• WHAT TO DO
Give the number of lines containing the word "hours", and nothing else.

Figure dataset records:
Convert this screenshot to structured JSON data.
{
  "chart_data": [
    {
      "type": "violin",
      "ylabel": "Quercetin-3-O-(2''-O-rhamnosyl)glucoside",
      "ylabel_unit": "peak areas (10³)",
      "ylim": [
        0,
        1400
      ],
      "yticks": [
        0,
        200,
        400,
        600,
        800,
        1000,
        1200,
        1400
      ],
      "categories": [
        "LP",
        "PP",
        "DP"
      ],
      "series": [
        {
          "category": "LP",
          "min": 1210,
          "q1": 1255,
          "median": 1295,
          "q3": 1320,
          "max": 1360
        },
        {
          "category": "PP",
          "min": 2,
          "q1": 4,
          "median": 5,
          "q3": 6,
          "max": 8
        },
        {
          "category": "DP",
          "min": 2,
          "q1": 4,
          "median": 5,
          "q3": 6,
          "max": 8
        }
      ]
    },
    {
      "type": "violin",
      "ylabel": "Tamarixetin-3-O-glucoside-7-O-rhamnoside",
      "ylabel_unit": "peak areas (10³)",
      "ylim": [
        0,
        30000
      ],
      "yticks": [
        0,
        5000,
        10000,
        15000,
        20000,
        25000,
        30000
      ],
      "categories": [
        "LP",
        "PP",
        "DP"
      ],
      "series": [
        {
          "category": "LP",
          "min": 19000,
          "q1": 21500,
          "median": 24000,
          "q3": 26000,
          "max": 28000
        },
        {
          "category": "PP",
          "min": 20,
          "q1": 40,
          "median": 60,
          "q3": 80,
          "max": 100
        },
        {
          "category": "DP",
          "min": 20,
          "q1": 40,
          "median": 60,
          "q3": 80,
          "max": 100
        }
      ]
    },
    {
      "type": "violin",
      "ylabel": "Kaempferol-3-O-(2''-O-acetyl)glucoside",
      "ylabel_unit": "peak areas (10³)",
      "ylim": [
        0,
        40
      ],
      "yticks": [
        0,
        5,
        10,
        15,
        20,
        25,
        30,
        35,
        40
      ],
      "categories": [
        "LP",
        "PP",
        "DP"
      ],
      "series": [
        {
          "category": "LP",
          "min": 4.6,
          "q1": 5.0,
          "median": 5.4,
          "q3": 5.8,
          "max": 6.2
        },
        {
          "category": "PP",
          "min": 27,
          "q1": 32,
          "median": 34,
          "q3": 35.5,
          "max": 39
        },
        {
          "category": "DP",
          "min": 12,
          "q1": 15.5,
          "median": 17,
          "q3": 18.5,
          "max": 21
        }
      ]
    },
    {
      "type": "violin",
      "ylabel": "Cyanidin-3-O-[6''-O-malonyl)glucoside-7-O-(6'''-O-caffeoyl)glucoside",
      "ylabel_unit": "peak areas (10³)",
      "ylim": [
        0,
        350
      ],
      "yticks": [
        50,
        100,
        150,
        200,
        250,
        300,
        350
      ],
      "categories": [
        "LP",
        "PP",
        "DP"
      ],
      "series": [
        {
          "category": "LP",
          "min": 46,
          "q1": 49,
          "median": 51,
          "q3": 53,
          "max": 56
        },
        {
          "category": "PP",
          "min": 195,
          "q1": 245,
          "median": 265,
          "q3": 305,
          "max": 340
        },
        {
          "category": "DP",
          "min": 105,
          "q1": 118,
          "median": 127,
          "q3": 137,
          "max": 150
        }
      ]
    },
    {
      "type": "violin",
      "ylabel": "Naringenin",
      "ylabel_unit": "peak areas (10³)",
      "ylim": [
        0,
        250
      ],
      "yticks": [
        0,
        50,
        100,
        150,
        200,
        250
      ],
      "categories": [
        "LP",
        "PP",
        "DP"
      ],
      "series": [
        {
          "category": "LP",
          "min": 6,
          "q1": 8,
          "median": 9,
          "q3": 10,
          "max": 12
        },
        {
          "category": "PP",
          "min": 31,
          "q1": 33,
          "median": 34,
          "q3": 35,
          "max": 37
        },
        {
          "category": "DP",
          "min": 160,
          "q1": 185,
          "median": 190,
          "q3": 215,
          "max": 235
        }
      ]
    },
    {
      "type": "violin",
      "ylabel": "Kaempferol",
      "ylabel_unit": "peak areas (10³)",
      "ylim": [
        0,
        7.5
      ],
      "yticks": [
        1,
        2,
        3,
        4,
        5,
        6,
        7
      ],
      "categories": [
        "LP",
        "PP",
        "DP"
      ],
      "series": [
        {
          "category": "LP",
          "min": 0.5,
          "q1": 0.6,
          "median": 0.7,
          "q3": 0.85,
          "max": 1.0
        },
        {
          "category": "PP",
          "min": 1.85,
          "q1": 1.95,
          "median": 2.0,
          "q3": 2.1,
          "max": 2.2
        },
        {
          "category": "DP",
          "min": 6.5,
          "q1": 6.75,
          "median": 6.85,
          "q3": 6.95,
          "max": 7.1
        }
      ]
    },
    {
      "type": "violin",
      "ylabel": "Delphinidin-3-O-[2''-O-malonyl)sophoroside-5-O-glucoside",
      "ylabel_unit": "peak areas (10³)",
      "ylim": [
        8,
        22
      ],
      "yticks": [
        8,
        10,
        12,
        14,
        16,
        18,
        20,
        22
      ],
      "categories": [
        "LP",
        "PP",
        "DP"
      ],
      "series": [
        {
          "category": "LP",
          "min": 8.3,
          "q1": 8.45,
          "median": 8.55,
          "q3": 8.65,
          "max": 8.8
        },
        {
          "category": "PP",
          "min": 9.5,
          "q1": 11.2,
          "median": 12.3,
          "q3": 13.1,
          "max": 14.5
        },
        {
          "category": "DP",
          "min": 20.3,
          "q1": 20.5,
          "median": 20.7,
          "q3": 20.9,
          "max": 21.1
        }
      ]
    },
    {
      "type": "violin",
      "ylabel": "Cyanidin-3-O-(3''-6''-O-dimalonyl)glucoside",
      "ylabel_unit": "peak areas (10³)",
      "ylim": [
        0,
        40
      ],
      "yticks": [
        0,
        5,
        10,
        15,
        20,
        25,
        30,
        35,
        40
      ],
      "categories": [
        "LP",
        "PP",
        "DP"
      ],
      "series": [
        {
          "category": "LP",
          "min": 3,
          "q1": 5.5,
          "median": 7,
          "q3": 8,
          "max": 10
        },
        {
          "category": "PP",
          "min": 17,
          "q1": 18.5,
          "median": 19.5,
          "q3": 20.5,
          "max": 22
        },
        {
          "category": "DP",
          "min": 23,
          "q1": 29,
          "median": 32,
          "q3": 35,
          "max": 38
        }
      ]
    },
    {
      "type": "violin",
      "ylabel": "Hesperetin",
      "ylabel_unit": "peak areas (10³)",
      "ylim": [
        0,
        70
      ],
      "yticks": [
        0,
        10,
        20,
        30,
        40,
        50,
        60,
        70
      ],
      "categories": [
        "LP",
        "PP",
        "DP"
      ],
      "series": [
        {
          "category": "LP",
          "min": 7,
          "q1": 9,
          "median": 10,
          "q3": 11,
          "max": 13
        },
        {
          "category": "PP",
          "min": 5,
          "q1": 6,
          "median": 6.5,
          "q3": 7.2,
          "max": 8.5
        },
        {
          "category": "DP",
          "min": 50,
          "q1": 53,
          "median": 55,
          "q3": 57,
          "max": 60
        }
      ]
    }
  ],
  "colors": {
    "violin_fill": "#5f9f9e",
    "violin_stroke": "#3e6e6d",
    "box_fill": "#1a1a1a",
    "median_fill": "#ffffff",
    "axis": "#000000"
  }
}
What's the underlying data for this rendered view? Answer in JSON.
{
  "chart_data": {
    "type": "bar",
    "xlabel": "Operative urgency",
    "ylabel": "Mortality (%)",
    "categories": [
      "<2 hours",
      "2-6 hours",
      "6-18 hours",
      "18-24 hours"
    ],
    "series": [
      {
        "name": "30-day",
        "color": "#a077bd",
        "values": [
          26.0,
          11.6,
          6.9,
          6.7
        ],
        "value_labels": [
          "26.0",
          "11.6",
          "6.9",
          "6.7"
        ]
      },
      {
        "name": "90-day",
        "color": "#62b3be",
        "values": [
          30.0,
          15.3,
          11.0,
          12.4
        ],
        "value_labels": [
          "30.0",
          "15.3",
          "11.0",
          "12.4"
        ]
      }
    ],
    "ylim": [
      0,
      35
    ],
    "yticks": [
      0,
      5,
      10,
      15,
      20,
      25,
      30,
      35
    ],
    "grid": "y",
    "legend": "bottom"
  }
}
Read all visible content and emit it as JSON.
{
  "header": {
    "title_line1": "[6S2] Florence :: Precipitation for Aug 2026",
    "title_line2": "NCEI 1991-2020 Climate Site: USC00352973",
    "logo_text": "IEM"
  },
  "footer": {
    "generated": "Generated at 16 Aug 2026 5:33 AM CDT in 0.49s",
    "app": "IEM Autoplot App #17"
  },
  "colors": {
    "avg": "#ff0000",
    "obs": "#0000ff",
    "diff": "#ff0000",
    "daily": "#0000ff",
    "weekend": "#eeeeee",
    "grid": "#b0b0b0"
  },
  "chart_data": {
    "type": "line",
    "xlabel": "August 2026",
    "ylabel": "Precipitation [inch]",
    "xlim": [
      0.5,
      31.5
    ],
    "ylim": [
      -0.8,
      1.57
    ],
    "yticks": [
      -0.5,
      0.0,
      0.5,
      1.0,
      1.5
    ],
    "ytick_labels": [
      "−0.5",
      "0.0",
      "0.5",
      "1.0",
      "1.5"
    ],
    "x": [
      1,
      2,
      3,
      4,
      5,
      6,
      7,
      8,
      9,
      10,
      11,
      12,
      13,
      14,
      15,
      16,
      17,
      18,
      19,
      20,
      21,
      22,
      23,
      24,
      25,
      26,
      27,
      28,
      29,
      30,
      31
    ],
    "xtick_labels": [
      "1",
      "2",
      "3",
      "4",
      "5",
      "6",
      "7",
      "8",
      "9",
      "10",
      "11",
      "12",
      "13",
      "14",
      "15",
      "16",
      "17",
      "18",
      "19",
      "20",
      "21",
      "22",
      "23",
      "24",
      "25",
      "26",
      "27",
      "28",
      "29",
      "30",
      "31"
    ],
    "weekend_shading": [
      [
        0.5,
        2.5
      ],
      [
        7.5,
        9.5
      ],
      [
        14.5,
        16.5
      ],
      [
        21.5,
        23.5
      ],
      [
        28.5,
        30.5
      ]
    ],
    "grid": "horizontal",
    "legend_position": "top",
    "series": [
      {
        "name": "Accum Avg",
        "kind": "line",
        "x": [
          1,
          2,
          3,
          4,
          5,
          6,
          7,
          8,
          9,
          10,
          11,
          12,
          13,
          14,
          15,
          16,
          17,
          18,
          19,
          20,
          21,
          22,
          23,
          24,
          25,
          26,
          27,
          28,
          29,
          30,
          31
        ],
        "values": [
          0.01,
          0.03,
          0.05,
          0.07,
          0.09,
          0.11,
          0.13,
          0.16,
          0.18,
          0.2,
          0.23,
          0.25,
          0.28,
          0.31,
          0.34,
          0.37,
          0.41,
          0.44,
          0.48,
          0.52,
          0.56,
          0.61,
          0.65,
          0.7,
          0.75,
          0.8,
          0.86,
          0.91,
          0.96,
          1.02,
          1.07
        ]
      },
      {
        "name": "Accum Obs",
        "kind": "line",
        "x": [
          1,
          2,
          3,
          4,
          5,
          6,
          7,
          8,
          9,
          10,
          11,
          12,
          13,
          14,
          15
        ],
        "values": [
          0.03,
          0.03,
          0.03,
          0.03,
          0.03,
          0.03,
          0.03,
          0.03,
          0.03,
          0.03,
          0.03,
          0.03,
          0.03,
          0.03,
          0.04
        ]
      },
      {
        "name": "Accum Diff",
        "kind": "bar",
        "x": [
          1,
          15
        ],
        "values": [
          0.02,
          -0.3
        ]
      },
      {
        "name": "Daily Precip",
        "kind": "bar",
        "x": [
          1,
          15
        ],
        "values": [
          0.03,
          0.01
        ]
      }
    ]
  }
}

• PROBLEM SOLUTION
4